(Items from a data source)
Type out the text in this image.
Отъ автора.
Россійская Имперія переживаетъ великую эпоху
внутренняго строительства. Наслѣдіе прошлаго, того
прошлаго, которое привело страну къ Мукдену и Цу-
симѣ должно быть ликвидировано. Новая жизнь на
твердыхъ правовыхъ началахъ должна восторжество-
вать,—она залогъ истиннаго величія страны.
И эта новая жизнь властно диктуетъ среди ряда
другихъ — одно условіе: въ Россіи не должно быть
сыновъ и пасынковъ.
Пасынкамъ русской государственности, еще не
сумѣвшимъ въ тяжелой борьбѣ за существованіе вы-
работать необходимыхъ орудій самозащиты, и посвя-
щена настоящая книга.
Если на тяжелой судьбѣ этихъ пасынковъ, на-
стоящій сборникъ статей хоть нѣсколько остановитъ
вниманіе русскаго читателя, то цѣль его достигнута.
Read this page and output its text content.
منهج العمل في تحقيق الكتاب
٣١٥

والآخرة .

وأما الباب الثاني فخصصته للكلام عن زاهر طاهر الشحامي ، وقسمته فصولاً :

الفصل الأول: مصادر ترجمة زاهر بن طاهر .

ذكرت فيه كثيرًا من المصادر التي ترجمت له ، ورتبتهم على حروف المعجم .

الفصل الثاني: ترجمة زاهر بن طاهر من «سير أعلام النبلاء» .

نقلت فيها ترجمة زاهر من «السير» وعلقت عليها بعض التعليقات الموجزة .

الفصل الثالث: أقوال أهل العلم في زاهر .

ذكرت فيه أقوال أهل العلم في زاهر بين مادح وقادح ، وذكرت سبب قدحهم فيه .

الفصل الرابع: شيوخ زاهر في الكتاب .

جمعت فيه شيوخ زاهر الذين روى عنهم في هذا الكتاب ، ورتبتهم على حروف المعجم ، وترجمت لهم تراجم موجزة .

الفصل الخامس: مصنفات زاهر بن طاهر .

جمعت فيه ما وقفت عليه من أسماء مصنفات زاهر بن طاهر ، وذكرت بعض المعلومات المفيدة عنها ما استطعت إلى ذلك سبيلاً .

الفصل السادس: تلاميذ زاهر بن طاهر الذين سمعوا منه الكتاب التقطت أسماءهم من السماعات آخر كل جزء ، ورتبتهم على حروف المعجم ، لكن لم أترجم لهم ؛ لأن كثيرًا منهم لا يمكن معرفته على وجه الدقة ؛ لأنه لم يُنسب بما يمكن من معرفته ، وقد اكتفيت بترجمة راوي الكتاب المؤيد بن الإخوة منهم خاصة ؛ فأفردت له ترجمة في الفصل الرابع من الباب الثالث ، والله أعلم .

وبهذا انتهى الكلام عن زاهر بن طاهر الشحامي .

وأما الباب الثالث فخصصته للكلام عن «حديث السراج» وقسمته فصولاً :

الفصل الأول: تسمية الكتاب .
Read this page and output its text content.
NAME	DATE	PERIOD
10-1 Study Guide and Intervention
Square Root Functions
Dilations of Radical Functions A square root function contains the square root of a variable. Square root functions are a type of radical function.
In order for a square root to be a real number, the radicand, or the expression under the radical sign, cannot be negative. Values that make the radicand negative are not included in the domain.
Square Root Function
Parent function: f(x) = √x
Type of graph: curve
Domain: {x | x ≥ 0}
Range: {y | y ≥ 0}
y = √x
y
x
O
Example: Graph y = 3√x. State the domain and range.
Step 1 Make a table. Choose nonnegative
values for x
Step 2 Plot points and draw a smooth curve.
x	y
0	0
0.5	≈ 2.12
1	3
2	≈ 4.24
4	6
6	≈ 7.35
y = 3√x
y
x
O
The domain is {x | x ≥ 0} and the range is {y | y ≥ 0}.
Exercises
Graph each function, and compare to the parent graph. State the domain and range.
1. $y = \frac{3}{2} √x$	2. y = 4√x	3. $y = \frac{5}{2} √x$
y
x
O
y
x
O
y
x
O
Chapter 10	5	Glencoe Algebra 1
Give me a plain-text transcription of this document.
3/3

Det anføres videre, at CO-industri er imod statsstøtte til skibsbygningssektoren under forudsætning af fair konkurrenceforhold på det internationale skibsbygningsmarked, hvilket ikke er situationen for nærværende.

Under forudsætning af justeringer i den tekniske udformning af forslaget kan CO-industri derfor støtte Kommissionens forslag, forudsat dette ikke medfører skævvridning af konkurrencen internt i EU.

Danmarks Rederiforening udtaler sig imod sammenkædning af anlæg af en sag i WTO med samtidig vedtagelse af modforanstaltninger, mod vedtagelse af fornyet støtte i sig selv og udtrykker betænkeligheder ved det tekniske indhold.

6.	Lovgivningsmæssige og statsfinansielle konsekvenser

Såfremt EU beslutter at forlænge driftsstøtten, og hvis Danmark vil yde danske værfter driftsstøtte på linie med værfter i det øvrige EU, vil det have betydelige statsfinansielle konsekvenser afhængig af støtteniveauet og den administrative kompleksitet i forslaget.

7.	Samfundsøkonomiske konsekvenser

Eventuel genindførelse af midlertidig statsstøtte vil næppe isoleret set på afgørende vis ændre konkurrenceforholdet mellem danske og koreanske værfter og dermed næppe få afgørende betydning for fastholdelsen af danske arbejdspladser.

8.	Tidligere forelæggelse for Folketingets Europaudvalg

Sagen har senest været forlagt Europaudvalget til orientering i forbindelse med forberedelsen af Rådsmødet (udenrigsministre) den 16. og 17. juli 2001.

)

What you are asked to do
Search the lines for the string "State" and copy every line that has it.

Full response
Example: Graph y = 3√x. State the domain and range.
Graph each function, and compare to the parent graph. State the domain and range.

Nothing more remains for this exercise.